“Let’s Talk” is an alternative to traditional counseling offered by CCS where students can talk one-on-one with a CCS member for a quick 15 to 20-minute consultation without an appointment. Photo Illustration By: Ris Twigg | Assistant Photo Editor

Ricky Mulvey and Seth Shanley are members of the Buckeye Standup Comedy Club and joke-loving columnists for The Lantern. Mulvey is a fourth-year in finance and Shanley is a second-year in journalism.

Ohio State is spending big money on critically important projects: iPads for incoming freshmen, the Mirror Lake renovation, and bulldozing The O Patio & Pub for a courtyard.  

We believe the university needs to add to that list by fixing the problems within our student health care service. Particularly, the Counseling and Consultation Services.

CCS provides help for students dealing with anxiety, depression, or any mental health hurdle that a student experiences. The program offers current students 10 free counseling sessions each academic year.

Many students who went through CCS say the counseling service did not adequately address their mental health issues. One student, in a letter to the editor, described how a trip to the CCS office was the beginning of a journey through a confusing bureaucracy and felt pushed out of treatment before receiving the 10 promised sessions.

He did not get what he expected. Similar to buying a movie ticket to see “Justice League” or copping a pair of Moon Shoes.

University President Michael Drake said students need to treat CCS as a starting place, and not as a long-term solution. Drake claimed “CCS is not comprehensive mental health services.”

However, others, like the CCS website, claim “[CCS] provides comprehensive individual and group mental health services.”

▸ **Material provided**:
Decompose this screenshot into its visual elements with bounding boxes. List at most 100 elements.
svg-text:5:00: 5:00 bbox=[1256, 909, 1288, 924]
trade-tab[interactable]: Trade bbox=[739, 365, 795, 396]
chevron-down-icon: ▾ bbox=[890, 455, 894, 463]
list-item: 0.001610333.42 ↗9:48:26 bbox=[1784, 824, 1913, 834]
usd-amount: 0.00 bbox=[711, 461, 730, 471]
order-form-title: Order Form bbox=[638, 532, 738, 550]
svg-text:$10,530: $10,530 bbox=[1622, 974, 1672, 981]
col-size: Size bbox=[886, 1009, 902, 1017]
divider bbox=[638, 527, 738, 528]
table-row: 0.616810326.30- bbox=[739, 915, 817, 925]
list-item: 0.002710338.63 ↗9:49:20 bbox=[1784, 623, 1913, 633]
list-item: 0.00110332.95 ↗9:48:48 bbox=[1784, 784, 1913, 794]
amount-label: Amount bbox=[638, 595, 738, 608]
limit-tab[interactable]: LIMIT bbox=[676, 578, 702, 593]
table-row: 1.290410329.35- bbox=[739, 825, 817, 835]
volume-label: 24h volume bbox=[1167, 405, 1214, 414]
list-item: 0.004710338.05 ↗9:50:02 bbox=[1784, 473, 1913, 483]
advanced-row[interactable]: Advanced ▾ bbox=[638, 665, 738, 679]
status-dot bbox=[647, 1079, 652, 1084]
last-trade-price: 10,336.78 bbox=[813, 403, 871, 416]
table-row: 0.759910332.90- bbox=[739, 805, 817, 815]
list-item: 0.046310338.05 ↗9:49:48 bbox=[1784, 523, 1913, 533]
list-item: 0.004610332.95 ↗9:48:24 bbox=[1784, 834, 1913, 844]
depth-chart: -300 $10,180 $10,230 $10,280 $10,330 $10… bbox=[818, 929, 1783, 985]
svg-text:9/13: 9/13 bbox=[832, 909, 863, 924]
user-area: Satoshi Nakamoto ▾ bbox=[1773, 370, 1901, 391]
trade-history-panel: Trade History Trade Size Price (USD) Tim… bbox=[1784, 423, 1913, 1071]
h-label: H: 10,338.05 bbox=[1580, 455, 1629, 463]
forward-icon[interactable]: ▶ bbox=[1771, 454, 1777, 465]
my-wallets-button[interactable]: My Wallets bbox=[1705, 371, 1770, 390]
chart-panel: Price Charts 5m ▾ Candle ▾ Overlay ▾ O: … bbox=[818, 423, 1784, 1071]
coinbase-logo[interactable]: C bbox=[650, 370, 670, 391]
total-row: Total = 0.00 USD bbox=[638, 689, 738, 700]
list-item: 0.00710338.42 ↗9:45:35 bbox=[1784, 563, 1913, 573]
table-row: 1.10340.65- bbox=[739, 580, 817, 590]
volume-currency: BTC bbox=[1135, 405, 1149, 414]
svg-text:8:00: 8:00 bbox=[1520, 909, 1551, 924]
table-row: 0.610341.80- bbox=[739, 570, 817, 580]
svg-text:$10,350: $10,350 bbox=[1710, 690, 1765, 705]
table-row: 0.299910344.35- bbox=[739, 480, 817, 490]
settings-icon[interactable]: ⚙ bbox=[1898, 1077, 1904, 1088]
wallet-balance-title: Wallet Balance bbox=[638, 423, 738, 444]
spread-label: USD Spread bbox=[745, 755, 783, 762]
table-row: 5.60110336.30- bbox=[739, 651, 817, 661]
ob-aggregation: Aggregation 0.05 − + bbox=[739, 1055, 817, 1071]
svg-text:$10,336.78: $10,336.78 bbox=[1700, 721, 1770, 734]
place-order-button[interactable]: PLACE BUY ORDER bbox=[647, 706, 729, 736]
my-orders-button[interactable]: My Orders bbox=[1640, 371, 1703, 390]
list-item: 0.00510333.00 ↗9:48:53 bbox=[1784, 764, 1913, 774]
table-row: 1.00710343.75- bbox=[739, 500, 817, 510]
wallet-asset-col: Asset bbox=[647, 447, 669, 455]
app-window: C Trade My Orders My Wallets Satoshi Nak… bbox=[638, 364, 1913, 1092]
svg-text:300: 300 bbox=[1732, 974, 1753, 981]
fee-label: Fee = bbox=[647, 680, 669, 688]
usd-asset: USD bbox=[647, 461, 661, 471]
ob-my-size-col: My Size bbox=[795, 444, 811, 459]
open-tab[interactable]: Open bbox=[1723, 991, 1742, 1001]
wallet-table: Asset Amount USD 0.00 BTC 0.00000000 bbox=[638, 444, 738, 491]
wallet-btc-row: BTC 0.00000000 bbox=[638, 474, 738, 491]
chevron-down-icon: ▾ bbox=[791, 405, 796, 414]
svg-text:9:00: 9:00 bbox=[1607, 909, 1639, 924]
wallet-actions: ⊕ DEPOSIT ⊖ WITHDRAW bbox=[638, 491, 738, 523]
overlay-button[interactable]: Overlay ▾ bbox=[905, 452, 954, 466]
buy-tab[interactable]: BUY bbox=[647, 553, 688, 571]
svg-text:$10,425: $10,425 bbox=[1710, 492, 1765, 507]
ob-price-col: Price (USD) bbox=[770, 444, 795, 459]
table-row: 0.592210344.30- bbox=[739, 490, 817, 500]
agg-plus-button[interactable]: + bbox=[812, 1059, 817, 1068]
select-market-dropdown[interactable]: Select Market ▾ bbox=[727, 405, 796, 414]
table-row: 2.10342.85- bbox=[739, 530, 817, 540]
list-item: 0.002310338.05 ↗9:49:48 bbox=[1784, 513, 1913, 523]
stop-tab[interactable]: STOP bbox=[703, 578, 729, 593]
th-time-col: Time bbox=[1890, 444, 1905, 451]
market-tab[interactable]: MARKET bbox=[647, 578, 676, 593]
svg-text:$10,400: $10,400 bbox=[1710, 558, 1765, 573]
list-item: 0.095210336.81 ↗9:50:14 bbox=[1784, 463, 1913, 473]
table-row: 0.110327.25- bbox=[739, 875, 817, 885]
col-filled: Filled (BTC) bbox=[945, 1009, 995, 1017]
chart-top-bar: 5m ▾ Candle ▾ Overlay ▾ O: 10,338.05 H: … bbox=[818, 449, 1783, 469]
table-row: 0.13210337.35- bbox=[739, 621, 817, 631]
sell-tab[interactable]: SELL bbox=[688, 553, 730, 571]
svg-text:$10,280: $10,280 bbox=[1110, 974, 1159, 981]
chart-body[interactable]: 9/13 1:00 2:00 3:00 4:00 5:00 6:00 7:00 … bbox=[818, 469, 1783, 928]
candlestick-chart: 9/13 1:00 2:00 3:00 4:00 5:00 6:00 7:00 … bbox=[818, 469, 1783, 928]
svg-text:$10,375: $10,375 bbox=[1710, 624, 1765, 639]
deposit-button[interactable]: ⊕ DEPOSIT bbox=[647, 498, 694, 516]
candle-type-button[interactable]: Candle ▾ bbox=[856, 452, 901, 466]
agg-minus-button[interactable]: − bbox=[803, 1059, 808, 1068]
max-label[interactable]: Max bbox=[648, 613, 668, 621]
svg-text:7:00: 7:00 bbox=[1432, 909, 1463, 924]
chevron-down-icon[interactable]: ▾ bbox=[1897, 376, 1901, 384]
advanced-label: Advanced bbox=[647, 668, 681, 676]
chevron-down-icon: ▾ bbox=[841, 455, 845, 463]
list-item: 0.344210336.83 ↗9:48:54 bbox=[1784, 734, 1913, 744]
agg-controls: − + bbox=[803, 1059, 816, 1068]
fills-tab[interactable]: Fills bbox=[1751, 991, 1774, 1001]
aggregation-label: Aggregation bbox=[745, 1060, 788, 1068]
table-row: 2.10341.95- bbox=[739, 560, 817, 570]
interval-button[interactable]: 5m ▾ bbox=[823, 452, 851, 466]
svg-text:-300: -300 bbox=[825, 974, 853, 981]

▸ **Tasks to complete**:
[1] In the column on Ohio State's counseling services, how many free counseling sessions does CCS offer current students each academic year?
[2] Continue the column on Ohio State's counseling services, picking up right after the quoted claim from the CCS website.

▸ **Responses per task**:
[1] Ten free sessions each academic year.

[2]
One problem in CCS is its communication channels, another is increased demand from students. Administration said CCS is trying its best, but it’s also overwhelmed with students coming to it for help. Appointments more than doubled across a 10-year period.

Drake said increased demand is just a sign of the times.  

“A significant fraction of our students arrive on campus having been in therapy of one kind or another or being on medication; something that would not have been the case a generation, or so, ago,” he said.

We get it, Dr. President. It’s hard to keep up with the kids these days. One day they are talking about Pokémon, and the next day they are demanding adequate care for mental health issues that recently have become more socially acceptable to discuss.  

To address increasing demand, CCS received funding to add 15 additional staff members in the past two years — 13 clinicians and two support positions— and brought CCS locations to Lincoln Tower and the North Residential District.

While Ohio State is adding clinicians to CCS, many of its top doctors in other departments are leaving Central Ohio all together, for jobs in West Virginia.

Do you know how awful your job in Central Ohio must be if you voluntarily leave it and go to West Virginia? Here is how comparatively terrible the Mountain State is: there are only 4 roller coasters in West Virginia while Ohio has 37.

You don’t have to be a Ride Warrior to see there is an issue here. Ohio State must tackle the problem head on. Reform CCS to provide students with the mental health care they need and deserve.

Ohio State has taken the same approach to CCS that we take to our mental health issues: ignore the presence of a problem and hope that it just goes away.

But remember, anxious students, incoming freshmen are getting iPads! They can use them for research and maybe discover a cure for anxiety.

Perhaps that was Drake’s plan all along.

Editor’s Note: This article does not necessarily reflect the views of The Lantern. The views expressed are solely that of the columnists.